— BEGIN —
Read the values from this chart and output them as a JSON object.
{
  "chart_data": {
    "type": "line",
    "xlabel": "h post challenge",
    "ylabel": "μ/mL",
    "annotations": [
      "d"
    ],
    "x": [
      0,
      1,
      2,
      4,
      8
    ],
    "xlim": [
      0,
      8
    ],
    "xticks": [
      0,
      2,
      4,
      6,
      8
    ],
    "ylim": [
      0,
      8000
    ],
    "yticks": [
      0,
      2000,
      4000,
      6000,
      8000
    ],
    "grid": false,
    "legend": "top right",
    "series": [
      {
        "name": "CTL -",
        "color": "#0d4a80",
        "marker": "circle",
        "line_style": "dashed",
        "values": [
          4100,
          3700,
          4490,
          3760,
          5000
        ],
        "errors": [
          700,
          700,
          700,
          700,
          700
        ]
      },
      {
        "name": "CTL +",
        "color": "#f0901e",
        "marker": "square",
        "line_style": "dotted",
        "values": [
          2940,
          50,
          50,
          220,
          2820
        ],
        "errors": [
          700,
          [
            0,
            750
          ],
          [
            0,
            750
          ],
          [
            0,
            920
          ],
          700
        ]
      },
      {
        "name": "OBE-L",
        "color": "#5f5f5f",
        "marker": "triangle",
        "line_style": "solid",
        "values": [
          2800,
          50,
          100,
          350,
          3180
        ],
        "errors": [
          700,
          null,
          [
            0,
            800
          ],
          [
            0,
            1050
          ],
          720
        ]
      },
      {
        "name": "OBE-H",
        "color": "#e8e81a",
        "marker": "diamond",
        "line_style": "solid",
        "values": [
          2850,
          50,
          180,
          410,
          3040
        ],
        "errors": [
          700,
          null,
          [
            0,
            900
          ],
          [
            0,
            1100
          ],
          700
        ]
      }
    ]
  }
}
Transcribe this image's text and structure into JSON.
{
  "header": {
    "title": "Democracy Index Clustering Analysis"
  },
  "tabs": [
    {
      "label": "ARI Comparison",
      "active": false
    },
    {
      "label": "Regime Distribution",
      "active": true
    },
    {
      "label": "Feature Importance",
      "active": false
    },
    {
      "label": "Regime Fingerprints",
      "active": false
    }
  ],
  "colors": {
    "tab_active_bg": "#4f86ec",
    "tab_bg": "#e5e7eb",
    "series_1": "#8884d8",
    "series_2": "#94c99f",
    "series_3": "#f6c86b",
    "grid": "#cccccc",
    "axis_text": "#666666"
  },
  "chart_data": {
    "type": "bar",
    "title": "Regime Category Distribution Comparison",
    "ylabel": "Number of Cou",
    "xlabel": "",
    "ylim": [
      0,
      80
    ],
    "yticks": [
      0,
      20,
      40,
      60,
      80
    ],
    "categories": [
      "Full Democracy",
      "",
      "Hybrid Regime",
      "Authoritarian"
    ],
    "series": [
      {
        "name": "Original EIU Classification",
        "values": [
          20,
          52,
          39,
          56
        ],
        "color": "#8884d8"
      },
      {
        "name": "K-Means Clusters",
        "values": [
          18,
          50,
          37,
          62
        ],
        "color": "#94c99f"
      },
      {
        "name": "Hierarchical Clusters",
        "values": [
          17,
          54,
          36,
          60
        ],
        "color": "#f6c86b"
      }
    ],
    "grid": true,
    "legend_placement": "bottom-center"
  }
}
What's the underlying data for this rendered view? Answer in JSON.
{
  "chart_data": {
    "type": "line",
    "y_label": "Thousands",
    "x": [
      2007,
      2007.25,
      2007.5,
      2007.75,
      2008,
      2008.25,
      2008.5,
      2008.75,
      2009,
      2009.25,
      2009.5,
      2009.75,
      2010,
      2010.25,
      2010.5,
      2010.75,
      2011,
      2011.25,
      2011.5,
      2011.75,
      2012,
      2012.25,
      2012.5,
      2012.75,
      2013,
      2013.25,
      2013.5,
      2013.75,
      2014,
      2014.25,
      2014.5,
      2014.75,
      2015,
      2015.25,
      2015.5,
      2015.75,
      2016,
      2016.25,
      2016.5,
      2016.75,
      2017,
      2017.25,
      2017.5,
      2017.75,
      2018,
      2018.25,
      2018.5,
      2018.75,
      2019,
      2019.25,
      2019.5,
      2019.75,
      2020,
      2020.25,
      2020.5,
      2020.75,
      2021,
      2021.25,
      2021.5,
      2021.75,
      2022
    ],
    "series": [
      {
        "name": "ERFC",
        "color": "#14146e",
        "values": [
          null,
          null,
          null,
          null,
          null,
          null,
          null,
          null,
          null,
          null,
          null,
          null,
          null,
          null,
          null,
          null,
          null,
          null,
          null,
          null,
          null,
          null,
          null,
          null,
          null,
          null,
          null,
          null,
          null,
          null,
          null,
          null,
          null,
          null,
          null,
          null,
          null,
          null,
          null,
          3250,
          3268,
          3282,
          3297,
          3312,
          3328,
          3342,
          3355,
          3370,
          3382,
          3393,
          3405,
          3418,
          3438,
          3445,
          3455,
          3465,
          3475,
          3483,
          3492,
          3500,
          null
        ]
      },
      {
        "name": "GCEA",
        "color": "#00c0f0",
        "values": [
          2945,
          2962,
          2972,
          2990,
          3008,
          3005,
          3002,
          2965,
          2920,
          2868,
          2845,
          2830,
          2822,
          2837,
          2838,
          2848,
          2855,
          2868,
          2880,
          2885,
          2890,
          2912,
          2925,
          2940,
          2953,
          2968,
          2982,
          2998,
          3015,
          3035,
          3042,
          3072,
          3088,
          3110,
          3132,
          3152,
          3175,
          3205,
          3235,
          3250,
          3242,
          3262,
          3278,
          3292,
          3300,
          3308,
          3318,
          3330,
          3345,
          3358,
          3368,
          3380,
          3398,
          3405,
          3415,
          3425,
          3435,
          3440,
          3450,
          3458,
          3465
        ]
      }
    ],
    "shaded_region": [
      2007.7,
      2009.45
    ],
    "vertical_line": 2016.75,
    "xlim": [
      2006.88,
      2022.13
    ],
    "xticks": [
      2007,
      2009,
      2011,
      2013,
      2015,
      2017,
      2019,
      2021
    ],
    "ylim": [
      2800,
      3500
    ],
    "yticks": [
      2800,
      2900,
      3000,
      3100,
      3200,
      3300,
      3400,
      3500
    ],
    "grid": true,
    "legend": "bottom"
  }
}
— END —
> _Exercise details_:
Your task is to reproduce the whole listing exactly.

> _Task response_:
Read the values from this chart and output them as a JSON object.
{
  "chart_data": {
    "type": "line",
    "xlabel": "h post challenge",
    "ylabel": "μ/mL",
    "annotations": [
      "d"
    ],
    "x": [
      0,
      1,
      2,
      4,
      8
    ],
    "xlim": [
      0,
      8
    ],
    "xticks": [
      0,
      2,
      4,
      6,
      8
    ],
    "ylim": [
      0,
      8000
    ],
    "yticks": [
      0,
      2000,
      4000,
      6000,
      8000
    ],
    "grid": false,
    "legend": "top right",
    "series": [
      {
        "name": "CTL -",
        "color": "#0d4a80",
        "marker": "circle",
        "line_style": "dashed",
        "values": [
          4100,
          3700,
          4490,
          3760,
          5000
        ],
        "errors": [
          700,
          700,
          700,
          700,
          700
        ]
      },
      {
        "name": "CTL +",
        "color": "#f0901e",
        "marker": "square",
        "line_style": "dotted",
        "values": [
          2940,
          50,
          50,
          220,
          2820
        ],
        "errors": [
          700,
          [
            0,
            750
          ],
          [
            0,
            750
          ],
          [
            0,
            920
          ],
          700
        ]
      },
      {
        "name": "OBE-L",
        "color": "#5f5f5f",
        "marker": "triangle",
        "line_style": "solid",
        "values": [
          2800,
          50,
          100,
          350,
          3180
        ],
        "errors": [
          700,
          null,
          [
            0,
            800
          ],
          [
            0,
            1050
          ],
          720
        ]
      },
      {
        "name": "OBE-H",
        "color": "#e8e81a",
        "marker": "diamond",
        "line_style": "solid",
        "values": [
          2850,
          50,
          180,
          410,
          3040
        ],
        "errors": [
          700,
          null,
          [
            0,
            900
          ],
          [
            0,
            1100
          ],
          700
        ]
      }
    ]
  }
}
Transcribe this image's text and structure into JSON.
{
  "header": {
    "title": "Democracy Index Clustering Analysis"
  },
  "tabs": [
    {
      "label": "ARI Comparison",
      "active": false
    },
    {
      "label": "Regime Distribution",
      "active": true
    },
    {
      "label": "Feature Importance",
      "active": false
    },
    {
      "label": "Regime Fingerprints",
      "active": false
    }
  ],
  "colors": {
    "tab_active_bg": "#4f86ec",
    "tab_bg": "#e5e7eb",
    "series_1": "#8884d8",
    "series_2": "#94c99f",
    "series_3": "#f6c86b",
    "grid": "#cccccc",
    "axis_text": "#666666"
  },
  "chart_data": {
    "type": "bar",
    "title": "Regime Category Distribution Comparison",
    "ylabel": "Number of Cou",
    "xlabel": "",
    "ylim": [
      0,
      80
    ],
    "yticks": [
      0,
      20,
      40,
      60,
      80
    ],
    "categories": [
      "Full Democracy",
      "",
      "Hybrid Regime",
      "Authoritarian"
    ],
    "series": [
      {
        "name": "Original EIU Classification",
        "values": [
          20,
          52,
          39,
          56
        ],
        "color": "#8884d8"
      },
      {
        "name": "K-Means Clusters",
        "values": [
          18,
          50,
          37,
          62
        ],
        "color": "#94c99f"
      },
      {
        "name": "Hierarchical Clusters",
        "values": [
          17,
          54,
          36,
          60
        ],
        "color": "#f6c86b"
      }
    ],
    "grid": true,
    "legend_placement": "bottom-center"
  }
}
What's the underlying data for this rendered view? Answer in JSON.
{
  "chart_data": {
    "type": "line",
    "y_label": "Thousands",
    "x": [
      2007,
      2007.25,
      2007.5,
      2007.75,
      2008,
      2008.25,
      2008.5,
      2008.75,
      2009,
      2009.25,
      2009.5,
      2009.75,
      2010,
      2010.25,
      2010.5,
      2010.75,
      2011,
      2011.25,
      2011.5,
      2011.75,
      2012,
      2012.25,
      2012.5,
      2012.75,
      2013,
      2013.25,
      2013.5,
      2013.75,
      2014,
      2014.25,
      2014.5,
      2014.75,
      2015,
      2015.25,
      2015.5,
      2015.75,
      2016,
      2016.25,
      2016.5,
      2016.75,
      2017,
      2017.25,
      2017.5,
      2017.75,
      2018,
      2018.25,
      2018.5,
      2018.75,
      2019,
      2019.25,
      2019.5,
      2019.75,
      2020,
      2020.25,
      2020.5,
      2020.75,
      2021,
      2021.25,
      2021.5,
      2021.75,
      2022
    ],
    "series": [
      {
        "name": "ERFC",
        "color": "#14146e",
        "values": [
          null,
          null,
          null,
          null,
          null,
          null,
          null,
          null,
          null,
          null,
          null,
          null,
          null,
          null,
          null,
          null,
          null,
          null,
          null,
          null,
          null,
          null,
          null,
          null,
          null,
          null,
          null,
          null,
          null,
          null,
          null,
          null,
          null,
          null,
          null,
          null,
          null,
          null,
          null,
          3250,
          3268,
          3282,
          3297,
          3312,
          3328,
          3342,
          3355,
          3370,
          3382,
          3393,
          3405,
          3418,
          3438,
          3445,
          3455,
          3465,
          3475,
          3483,
          3492,
          3500,
          null
        ]
      },
      {
        "name": "GCEA",
        "color": "#00c0f0",
        "values": [
          2945,
          2962,
          2972,
          2990,
          3008,
          3005,
          3002,
          2965,
          2920,
          2868,
          2845,
          2830,
          2822,
          2837,
          2838,
          2848,
          2855,
          2868,
          2880,
          2885,
          2890,
          2912,
          2925,
          2940,
          2953,
          2968,
          2982,
          2998,
          3015,
          3035,
          3042,
          3072,
          3088,
          3110,
          3132,
          3152,
          3175,
          3205,
          3235,
          3250,
          3242,
          3262,
          3278,
          3292,
          3300,
          3308,
          3318,
          3330,
          3345,
          3358,
          3368,
          3380,
          3398,
          3405,
          3415,
          3425,
          3435,
          3440,
          3450,
          3458,
          3465
        ]
      }
    ],
    "shaded_region": [
      2007.7,
      2009.45
    ],
    "vertical_line": 2016.75,
    "xlim": [
      2006.88,
      2022.13
    ],
    "xticks": [
      2007,
      2009,
      2011,
      2013,
      2015,
      2017,
      2019,
      2021
    ],
    "ylim": [
      2800,
      3500
    ],
    "yticks": [
      2800,
      2900,
      3000,
      3100,
      3200,
      3300,
      3400,
      3500
    ],
    "grid": true,
    "legend": "bottom"
  }
}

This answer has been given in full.